#### EXERCISE:
Rewrite the items below, substituting "Bookmarks" for each occurrence of "Saved Messages" and keeping everything else unchanged. Omit the pictures from your answer.

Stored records
━━━
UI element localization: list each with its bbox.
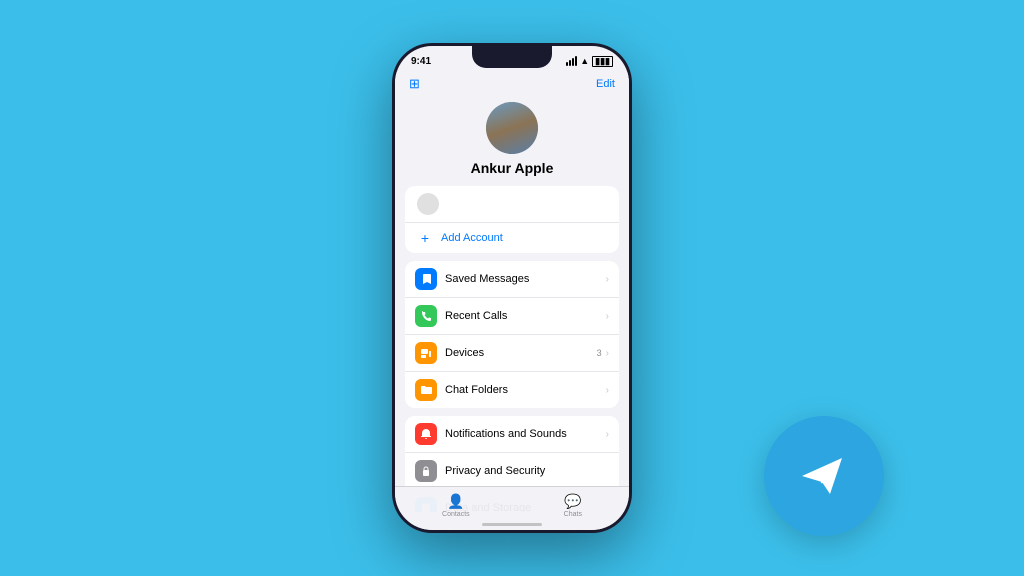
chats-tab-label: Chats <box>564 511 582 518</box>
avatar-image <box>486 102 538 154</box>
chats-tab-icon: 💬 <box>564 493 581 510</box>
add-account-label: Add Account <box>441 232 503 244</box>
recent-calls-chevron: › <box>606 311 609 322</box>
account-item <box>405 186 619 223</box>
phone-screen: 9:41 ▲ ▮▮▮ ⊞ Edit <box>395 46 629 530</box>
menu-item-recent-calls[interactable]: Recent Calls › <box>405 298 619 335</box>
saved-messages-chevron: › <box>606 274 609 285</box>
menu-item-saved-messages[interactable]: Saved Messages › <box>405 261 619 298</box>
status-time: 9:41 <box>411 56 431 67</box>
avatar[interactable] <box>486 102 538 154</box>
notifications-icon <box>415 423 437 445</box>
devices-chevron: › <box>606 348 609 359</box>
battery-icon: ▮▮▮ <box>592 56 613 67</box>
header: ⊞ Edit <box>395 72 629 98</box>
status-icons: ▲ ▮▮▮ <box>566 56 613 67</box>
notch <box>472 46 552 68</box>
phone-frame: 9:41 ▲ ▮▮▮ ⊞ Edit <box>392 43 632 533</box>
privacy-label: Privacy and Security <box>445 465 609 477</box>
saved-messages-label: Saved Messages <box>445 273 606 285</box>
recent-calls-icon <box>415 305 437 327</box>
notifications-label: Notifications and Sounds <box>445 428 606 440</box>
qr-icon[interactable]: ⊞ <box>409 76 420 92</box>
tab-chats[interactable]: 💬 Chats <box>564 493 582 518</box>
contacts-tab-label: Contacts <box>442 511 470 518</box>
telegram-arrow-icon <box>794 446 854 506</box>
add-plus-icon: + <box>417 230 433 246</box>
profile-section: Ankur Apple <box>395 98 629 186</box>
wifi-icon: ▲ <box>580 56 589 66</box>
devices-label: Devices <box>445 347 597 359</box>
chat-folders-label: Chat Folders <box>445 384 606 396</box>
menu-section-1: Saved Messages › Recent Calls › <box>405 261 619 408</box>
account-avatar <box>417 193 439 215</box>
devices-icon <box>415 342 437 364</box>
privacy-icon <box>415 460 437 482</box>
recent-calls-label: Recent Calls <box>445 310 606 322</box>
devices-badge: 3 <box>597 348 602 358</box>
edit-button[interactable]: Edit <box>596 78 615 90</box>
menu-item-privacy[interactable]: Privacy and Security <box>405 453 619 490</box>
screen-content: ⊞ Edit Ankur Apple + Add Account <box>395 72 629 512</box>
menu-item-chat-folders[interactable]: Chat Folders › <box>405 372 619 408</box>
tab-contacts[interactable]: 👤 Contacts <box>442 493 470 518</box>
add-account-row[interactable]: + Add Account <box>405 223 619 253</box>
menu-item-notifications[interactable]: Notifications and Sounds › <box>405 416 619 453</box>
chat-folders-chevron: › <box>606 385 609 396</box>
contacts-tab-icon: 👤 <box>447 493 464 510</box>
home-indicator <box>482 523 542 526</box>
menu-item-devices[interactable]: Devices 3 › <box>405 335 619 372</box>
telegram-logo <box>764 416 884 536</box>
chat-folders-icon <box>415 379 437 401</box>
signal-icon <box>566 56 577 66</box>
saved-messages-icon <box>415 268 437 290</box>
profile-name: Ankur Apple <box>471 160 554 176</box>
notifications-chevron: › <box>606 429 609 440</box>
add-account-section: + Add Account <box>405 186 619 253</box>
━━━
#### FINAL RESULT:
UI element localization: list each with its bbox.
chats-tab-label: Chats <box>564 511 582 518</box>
avatar-image <box>486 102 538 154</box>
chats-tab-icon: 💬 <box>564 493 581 510</box>
add-account-label: Add Account <box>441 232 503 244</box>
recent-calls-chevron: › <box>606 311 609 322</box>
account-item <box>405 186 619 223</box>
phone-screen: 9:41 ▲ ▮▮▮ ⊞ Edit <box>395 46 629 530</box>
menu-item-recent-calls[interactable]: Recent Calls › <box>405 298 619 335</box>
saved-messages-chevron: › <box>606 274 609 285</box>
menu-item-saved-messages[interactable]: Bookmarks › <box>405 261 619 298</box>
status-time: 9:41 <box>411 56 431 67</box>
avatar[interactable] <box>486 102 538 154</box>
notifications-icon <box>415 423 437 445</box>
devices-chevron: › <box>606 348 609 359</box>
battery-icon: ▮▮▮ <box>592 56 613 67</box>
header: ⊞ Edit <box>395 72 629 98</box>
status-icons: ▲ ▮▮▮ <box>566 56 613 67</box>
notch <box>472 46 552 68</box>
phone-frame: 9:41 ▲ ▮▮▮ ⊞ Edit <box>392 43 632 533</box>
privacy-label: Privacy and Security <box>445 465 609 477</box>
saved-messages-label: Bookmarks <box>445 273 606 285</box>
recent-calls-icon <box>415 305 437 327</box>
notifications-label: Notifications and Sounds <box>445 428 606 440</box>
qr-icon[interactable]: ⊞ <box>409 76 420 92</box>
tab-chats[interactable]: 💬 Chats <box>564 493 582 518</box>
contacts-tab-label: Contacts <box>442 511 470 518</box>
telegram-arrow-icon <box>794 446 854 506</box>
add-plus-icon: + <box>417 230 433 246</box>
profile-section: Ankur Apple <box>395 98 629 186</box>
wifi-icon: ▲ <box>580 56 589 66</box>
devices-label: Devices <box>445 347 597 359</box>
chat-folders-label: Chat Folders <box>445 384 606 396</box>
menu-section-1: Bookmarks › Recent Calls › <box>405 261 619 408</box>
account-avatar <box>417 193 439 215</box>
devices-icon <box>415 342 437 364</box>
privacy-icon <box>415 460 437 482</box>
recent-calls-label: Recent Calls <box>445 310 606 322</box>
devices-badge: 3 <box>597 348 602 358</box>
edit-button[interactable]: Edit <box>596 78 615 90</box>
menu-item-privacy[interactable]: Privacy and Security <box>405 453 619 490</box>
screen-content: ⊞ Edit Ankur Apple + Add Account <box>395 72 629 512</box>
menu-item-chat-folders[interactable]: Chat Folders › <box>405 372 619 408</box>
tab-contacts[interactable]: 👤 Contacts <box>442 493 470 518</box>
add-account-row[interactable]: + Add Account <box>405 223 619 253</box>
menu-item-notifications[interactable]: Notifications and Sounds › <box>405 416 619 453</box>
chat-folders-chevron: › <box>606 385 609 396</box>
contacts-tab-icon: 👤 <box>447 493 464 510</box>
home-indicator <box>482 523 542 526</box>
menu-item-devices[interactable]: Devices 3 › <box>405 335 619 372</box>
telegram-logo <box>764 416 884 536</box>
chat-folders-icon <box>415 379 437 401</box>
signal-icon <box>566 56 577 66</box>
saved-messages-icon <box>415 268 437 290</box>
profile-name: Ankur Apple <box>471 160 554 176</box>
notifications-chevron: › <box>606 429 609 440</box>
add-account-section: + Add Account <box>405 186 619 253</box>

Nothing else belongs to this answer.